BRIEF - Pull every "仕事について新しいやり方を提案している" line out of the data below.

INFORMATION PROVIDED -
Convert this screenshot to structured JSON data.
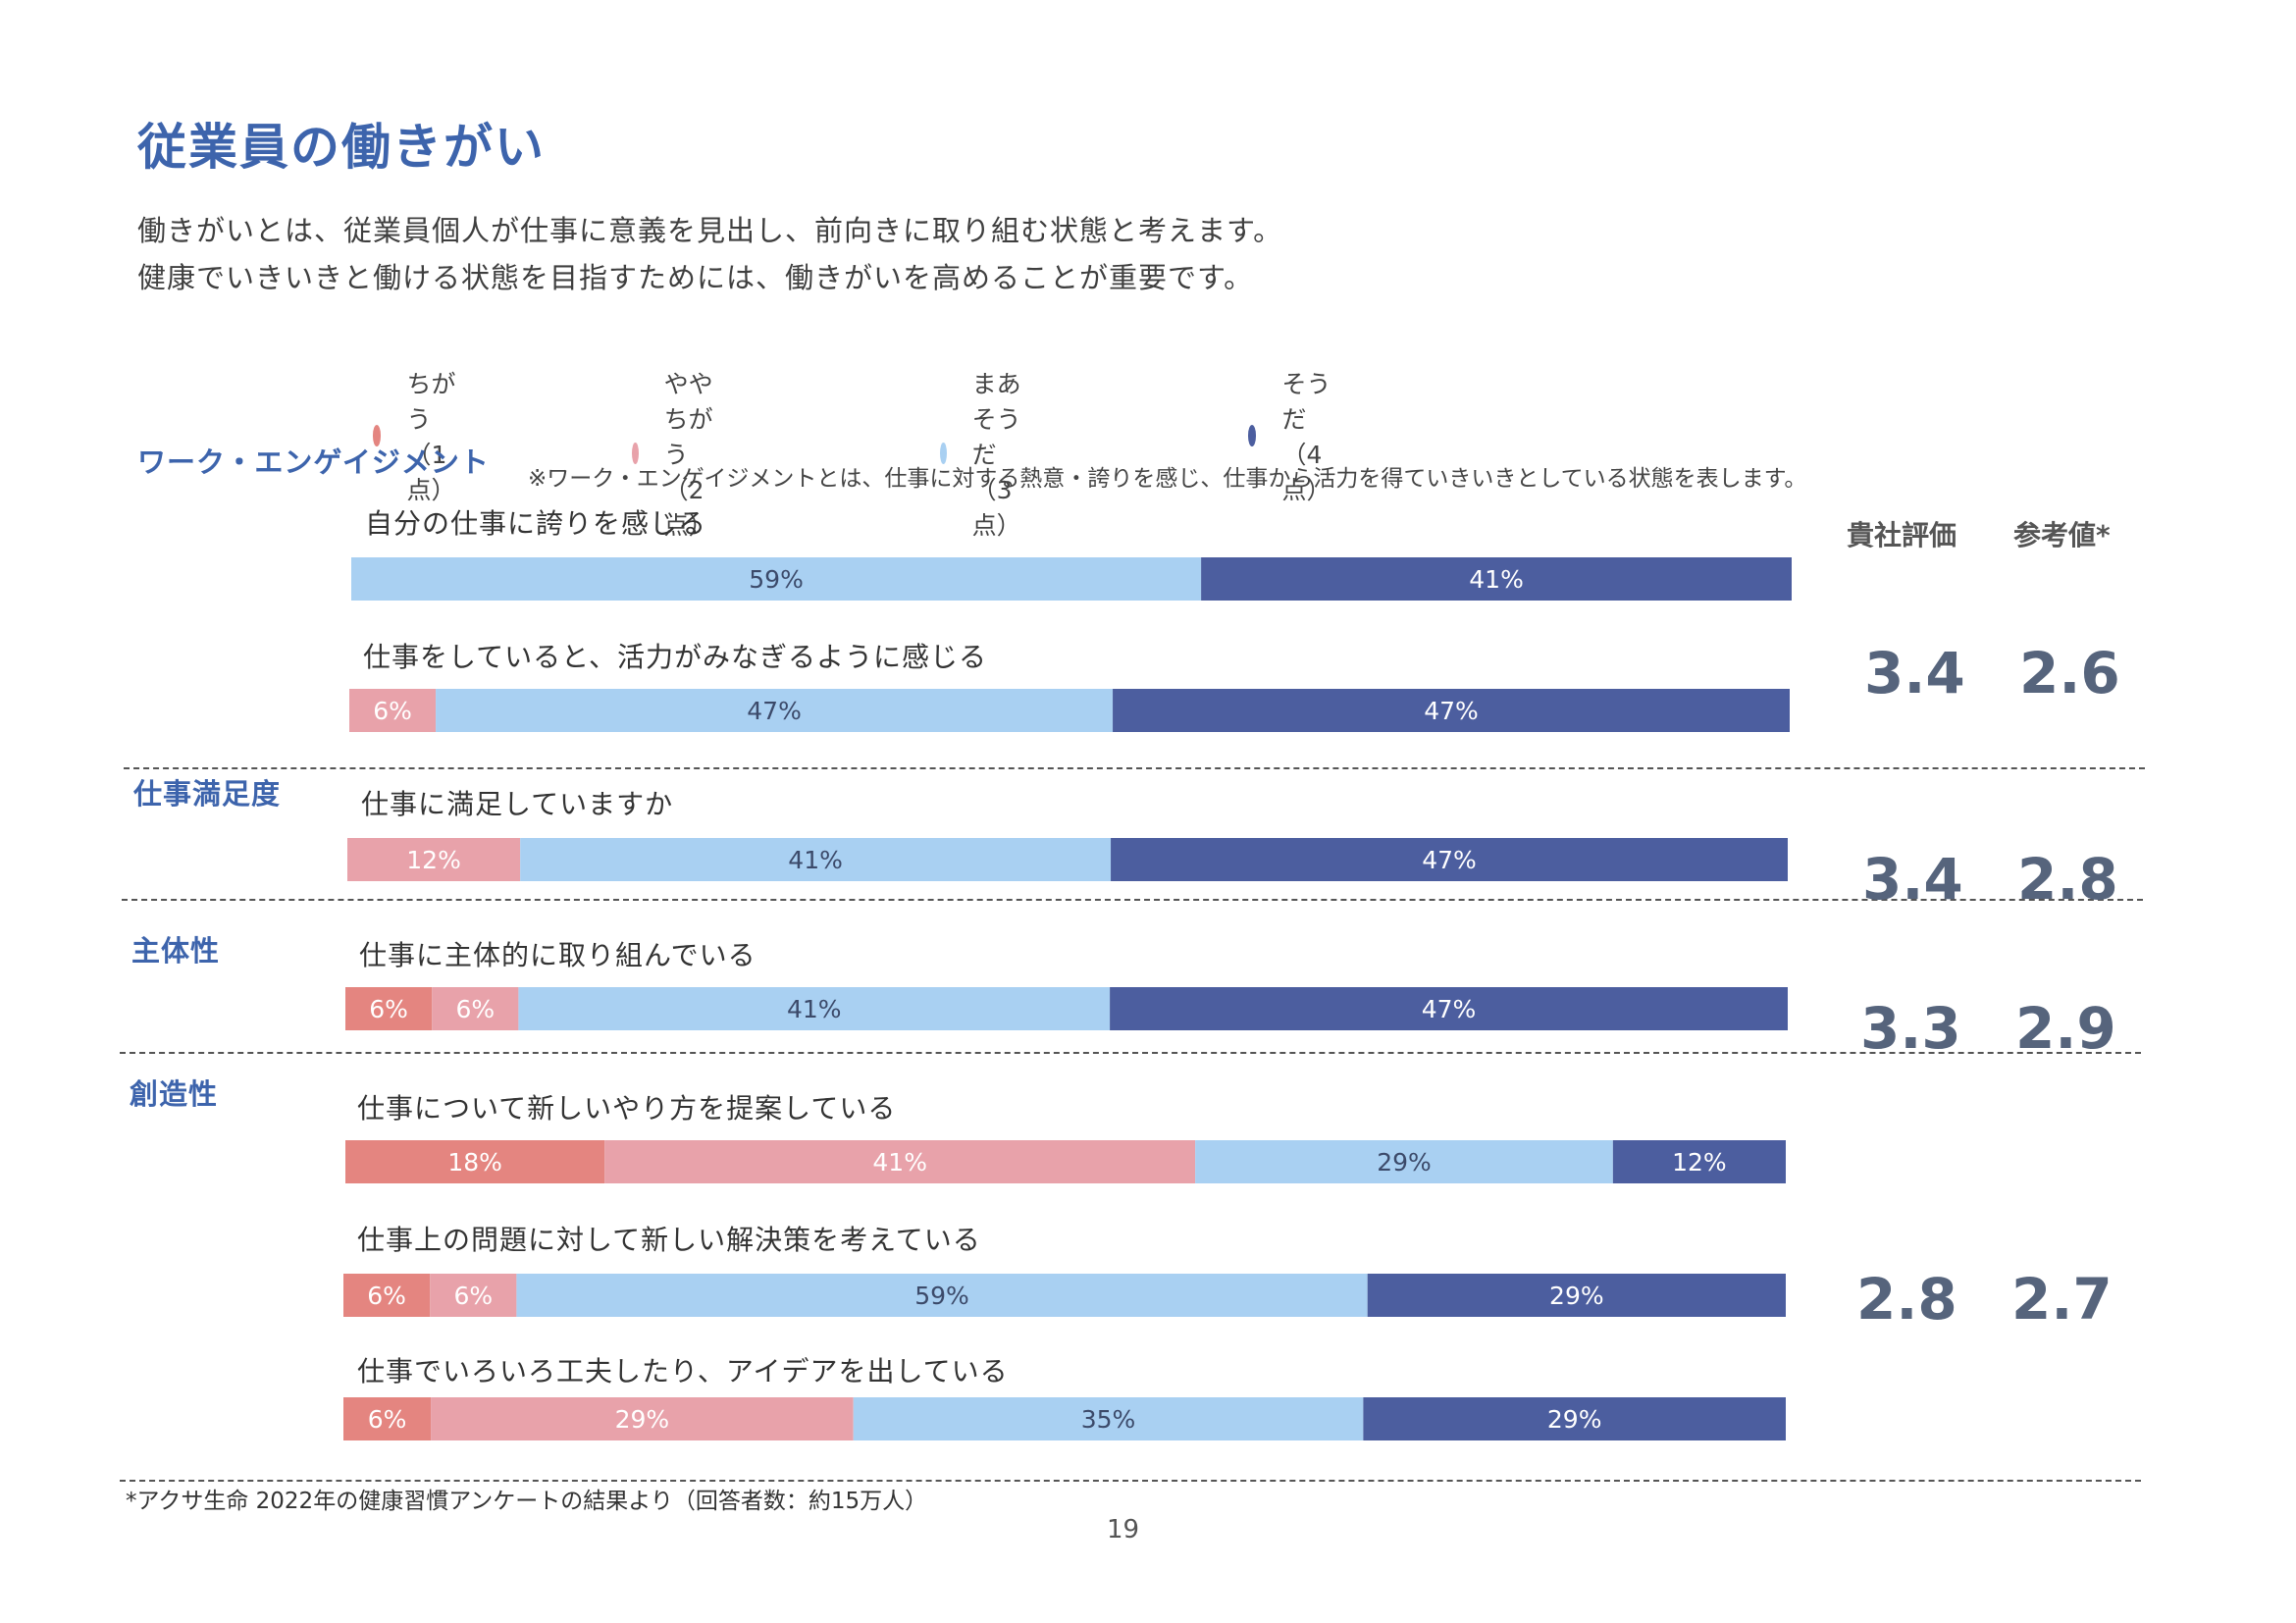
{
  "page": {
    "title": "従業員の働きがい",
    "intro_line1": "働きがいとは、従業員個人が仕事に意義を見出し、前向きに取り組む状態と考えます。",
    "intro_line2": "健康でいきいきと働ける状態を目指すためには、働きがいを高めることが重要です。",
    "footnote": "*アクサ生命 2022年の健康習慣アンケートの結果より（回答者数：約15万人）",
    "page_number": "19"
  },
  "legend": [
    {
      "label": "ちがう（1点）",
      "color": "#e48580"
    },
    {
      "label": "ややちがう（2点）",
      "color": "#e8a2aa"
    },
    {
      "label": "まあそうだ（3点）",
      "color": "#a9d0f2"
    },
    {
      "label": "そうだ（4点）",
      "color": "#4c5e9f"
    }
  ],
  "columns": {
    "own": "貴社評価",
    "ref": "参考値*"
  },
  "sections": [
    {
      "title": "ワーク・エンゲイジメント",
      "note": "※ワーク・エンゲイジメントとは、仕事に対する熱意・誇りを感じ、仕事から活力を得ていきいきとしている状態を表します。",
      "own_score": "3.4",
      "ref_score": "2.6"
    },
    {
      "title": "仕事満足度",
      "own_score": "3.4",
      "ref_score": "2.8"
    },
    {
      "title": "主体性",
      "own_score": "3.3",
      "ref_score": "2.9"
    },
    {
      "title": "創造性",
      "own_score": "2.8",
      "ref_score": "2.7"
    }
  ],
  "questions": [
    {
      "label": "自分の仕事に誇りを感じる"
    },
    {
      "label": "仕事をしていると、活力がみなぎるように感じる"
    },
    {
      "label": "仕事に満足していますか"
    },
    {
      "label": "仕事に主体的に取り組んでいる"
    },
    {
      "label": "仕事について新しいやり方を提案している"
    },
    {
      "label": "仕事上の問題に対して新しい解決策を考えている"
    },
    {
      "label": "仕事でいろいろ工夫したり、アイデアを出している"
    }
  ],
  "chart_data": {
    "type": "bar",
    "orientation": "horizontal-stacked-100",
    "series_names": [
      "ちがう（1点）",
      "ややちがう（2点）",
      "まあそうだ（3点）",
      "そうだ（4点）"
    ],
    "series_colors": [
      "#e48580",
      "#e8a2aa",
      "#a9d0f2",
      "#4c5e9f"
    ],
    "categories": [
      "自分の仕事に誇りを感じる",
      "仕事をしていると、活力がみなぎるように感じる",
      "仕事に満足していますか",
      "仕事に主体的に取り組んでいる",
      "仕事について新しいやり方を提案している",
      "仕事上の問題に対して新しい解決策を考えている",
      "仕事でいろいろ工夫したり、アイデアを出している"
    ],
    "values": [
      [
        0,
        0,
        59,
        41
      ],
      [
        0,
        6,
        47,
        47
      ],
      [
        0,
        12,
        41,
        47
      ],
      [
        6,
        6,
        41,
        47
      ],
      [
        18,
        41,
        29,
        12
      ],
      [
        6,
        6,
        59,
        29
      ],
      [
        6,
        29,
        35,
        29
      ]
    ],
    "labels": [
      [
        "",
        "",
        "59%",
        "41%"
      ],
      [
        "",
        "6%",
        "47%",
        "47%"
      ],
      [
        "",
        "12%",
        "41%",
        "47%"
      ],
      [
        "6%",
        "6%",
        "41%",
        "47%"
      ],
      [
        "18%",
        "41%",
        "29%",
        "12%"
      ],
      [
        "6%",
        "6%",
        "59%",
        "29%"
      ],
      [
        "6%",
        "29%",
        "35%",
        "29%"
      ]
    ],
    "unit": "%"
  }
}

CORRECT RESULT -
      "label": "仕事について新しいやり方を提案している"
      "仕事について新しいやり方を提案している",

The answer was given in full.